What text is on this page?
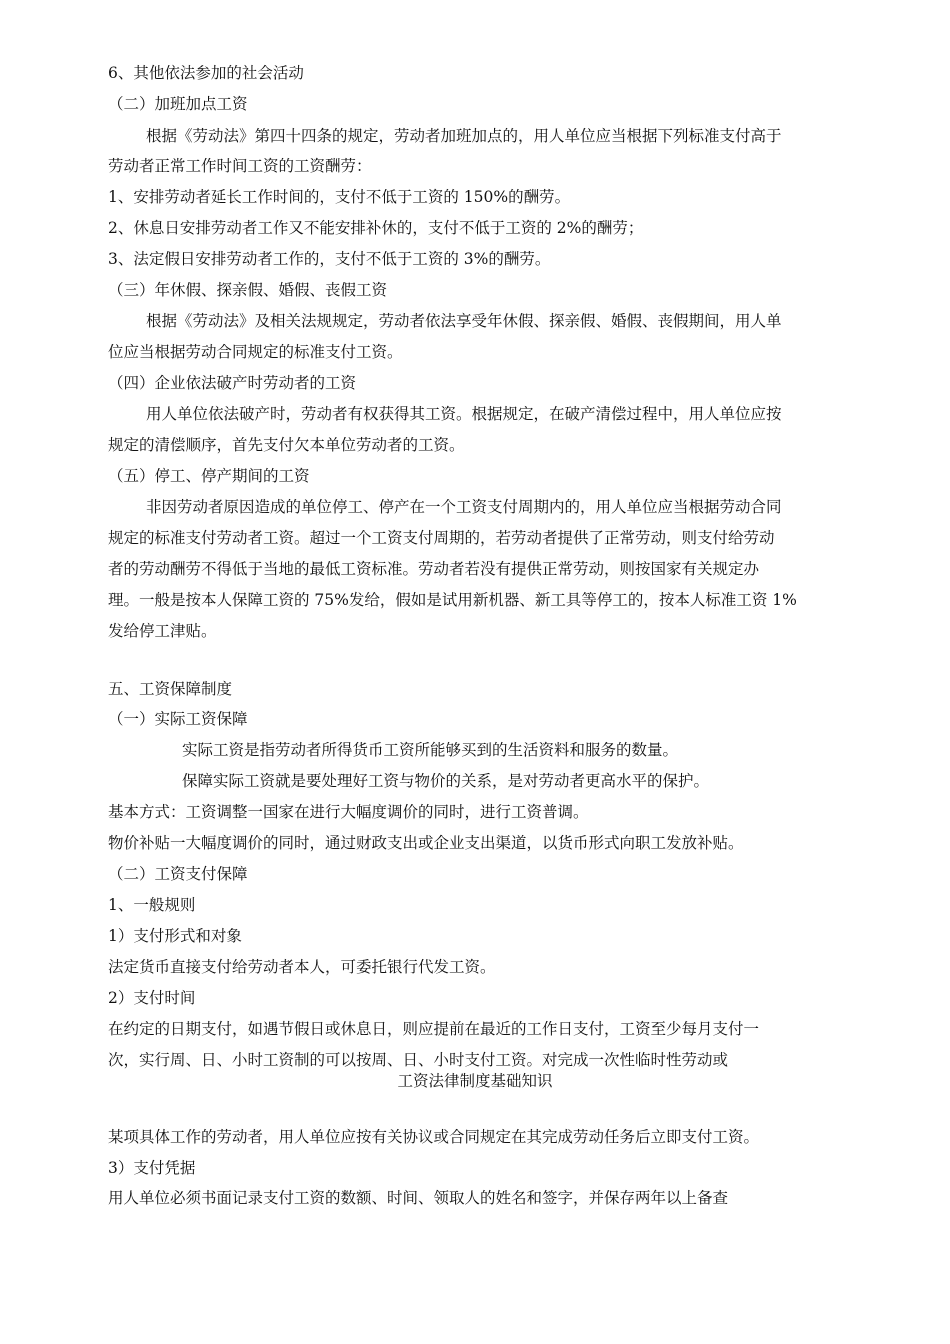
6、其他依法参加的社会活动
（二）加班加点工资
根据《劳动法》第四十四条的规定，劳动者加班加点的，用人单位应当根据下列标准支付高于
劳动者正常工作时间工资的工资酬劳：
1、安排劳动者延长工作时间的，支付不低于工资的 150%的酬劳。
2、休息日安排劳动者工作又不能安排补休的，支付不低于工资的 2%的酬劳；
3、法定假日安排劳动者工作的，支付不低于工资的 3%的酬劳。
（三）年休假、探亲假、婚假、丧假工资
根据《劳动法》及相关法规规定，劳动者依法享受年休假、探亲假、婚假、丧假期间，用人单
位应当根据劳动合同规定的标准支付工资。
（四）企业依法破产时劳动者的工资
用人单位依法破产时，劳动者有权获得其工资。根据规定，在破产清偿过程中，用人单位应按
规定的清偿顺序，首先支付欠本单位劳动者的工资。
（五）停工、停产期间的工资
非因劳动者原因造成的单位停工、停产在一个工资支付周期内的，用人单位应当根据劳动合同
规定的标准支付劳动者工资。超过一个工资支付周期的，若劳动者提供了正常劳动，则支付给劳动
者的劳动酬劳不得低于当地的最低工资标准。劳动者若没有提供正常劳动，则按国家有关规定办
理。一般是按本人保障工资的 75%发给，假如是试用新机器、新工具等停工的，按本人标准工资 1%
发给停工津贴。
五、工资保障制度
（一）实际工资保障
实际工资是指劳动者所得货币工资所能够买到的生活资料和服务的数量。
保障实际工资就是要处理好工资与物价的关系，是对劳动者更高水平的保护。
基本方式：工资调整一国家在进行大幅度调价的同时，进行工资普调。
物价补贴一大幅度调价的同时，通过财政支出或企业支出渠道，以货币形式向职工发放补贴。
（二）工资支付保障
1、一般规则
1）支付形式和对象
法定货币直接支付给劳动者本人，可委托银行代发工资。
2）支付时间
在约定的日期支付，如遇节假日或休息日，则应提前在最近的工作日支付，工资至少每月支付一
次，实行周、日、小时工资制的可以按周、日、小时支付工资。对完成一次性临时性劳动或
工资法律制度基础知识
某项具体工作的劳动者，用人单位应按有关协议或合同规定在其完成劳动任务后立即支付工资。
3）支付凭据
用人单位必须书面记录支付工资的数额、时间、领取人的姓名和签字，并保存两年以上备查
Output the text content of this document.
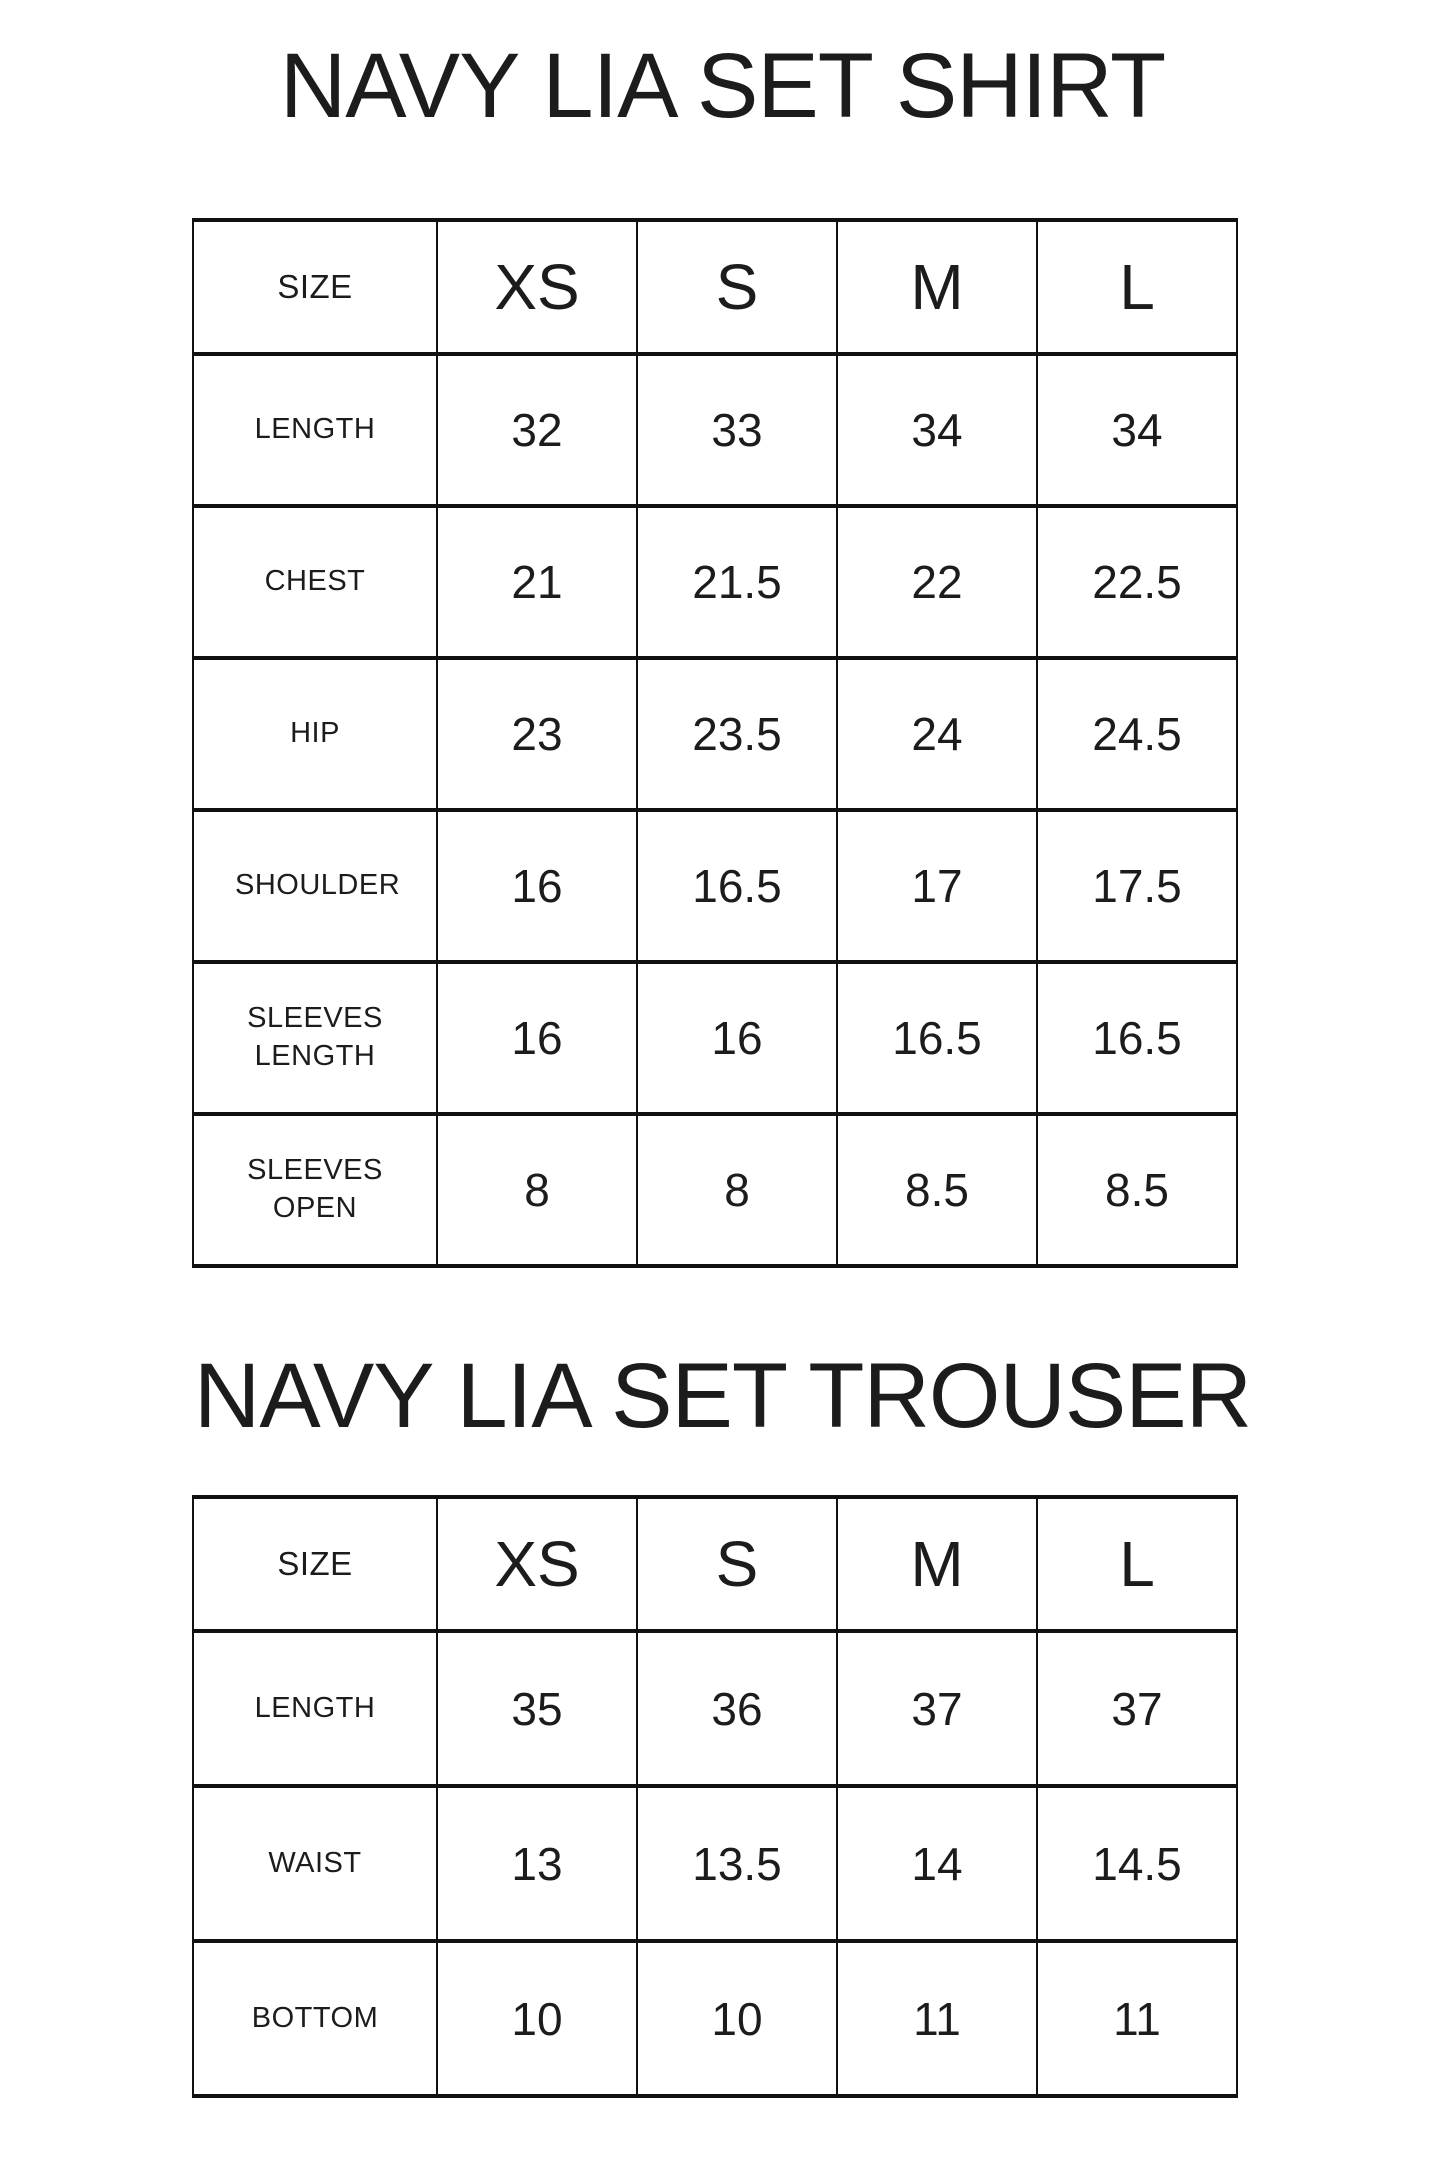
NAVY LIA SET SHIRT
SIZE	XS	S	M	L
LENGTH	32	33	34	34
CHEST	21	21.5	22	22.5
HIP	23	23.5	24	24.5
SHOULDER	16	16.5	17	17.5
SLEEVES LENGTH	16	16	16.5	16.5
SLEEVES OPEN	8	8	8.5	8.5
NAVY LIA SET TROUSER
SIZE	XS	S	M	L
LENGTH	35	36	37	37
WAIST	13	13.5	14	14.5
BOTTOM	10	10	11	11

-*-

Set the pictures aside and transcribe the data above exactly.

__IN RESPONSE__:
What text is on this page?
6、其他依法参加的社会活动
（二）加班加点工资
根据《劳动法》第四十四条的规定，劳动者加班加点的，用人单位应当根据下列标准支付高于
劳动者正常工作时间工资的工资酬劳：
1、安排劳动者延长工作时间的，支付不低于工资的 150%的酬劳。
2、休息日安排劳动者工作又不能安排补休的，支付不低于工资的 2%的酬劳；
3、法定假日安排劳动者工作的，支付不低于工资的 3%的酬劳。
（三）年休假、探亲假、婚假、丧假工资
根据《劳动法》及相关法规规定，劳动者依法享受年休假、探亲假、婚假、丧假期间，用人单
位应当根据劳动合同规定的标准支付工资。
（四）企业依法破产时劳动者的工资
用人单位依法破产时，劳动者有权获得其工资。根据规定，在破产清偿过程中，用人单位应按
规定的清偿顺序，首先支付欠本单位劳动者的工资。
（五）停工、停产期间的工资
非因劳动者原因造成的单位停工、停产在一个工资支付周期内的，用人单位应当根据劳动合同
规定的标准支付劳动者工资。超过一个工资支付周期的，若劳动者提供了正常劳动，则支付给劳动
者的劳动酬劳不得低于当地的最低工资标准。劳动者若没有提供正常劳动，则按国家有关规定办
理。一般是按本人保障工资的 75%发给，假如是试用新机器、新工具等停工的，按本人标准工资 1%
发给停工津贴。
五、工资保障制度
（一）实际工资保障
实际工资是指劳动者所得货币工资所能够买到的生活资料和服务的数量。
保障实际工资就是要处理好工资与物价的关系，是对劳动者更高水平的保护。
基本方式：工资调整一国家在进行大幅度调价的同时，进行工资普调。
物价补贴一大幅度调价的同时，通过财政支出或企业支出渠道，以货币形式向职工发放补贴。
（二）工资支付保障
1、一般规则
1）支付形式和对象
法定货币直接支付给劳动者本人，可委托银行代发工资。
2）支付时间
在约定的日期支付，如遇节假日或休息日，则应提前在最近的工作日支付，工资至少每月支付一
次，实行周、日、小时工资制的可以按周、日、小时支付工资。对完成一次性临时性劳动或
工资法律制度基础知识
某项具体工作的劳动者，用人单位应按有关协议或合同规定在其完成劳动任务后立即支付工资。
3）支付凭据
用人单位必须书面记录支付工资的数额、时间、领取人的姓名和签字，并保存两年以上备查
Output the text content of this document.
NAVY LIA SET SHIRT
SIZE	XS	S	M	L
LENGTH	32	33	34	34
CHEST	21	21.5	22	22.5
HIP	23	23.5	24	24.5
SHOULDER	16	16.5	17	17.5
SLEEVES LENGTH	16	16	16.5	16.5
SLEEVES OPEN	8	8	8.5	8.5
NAVY LIA SET TROUSER
SIZE	XS	S	M	L
LENGTH	35	36	37	37
WAIST	13	13.5	14	14.5
BOTTOM	10	10	11	11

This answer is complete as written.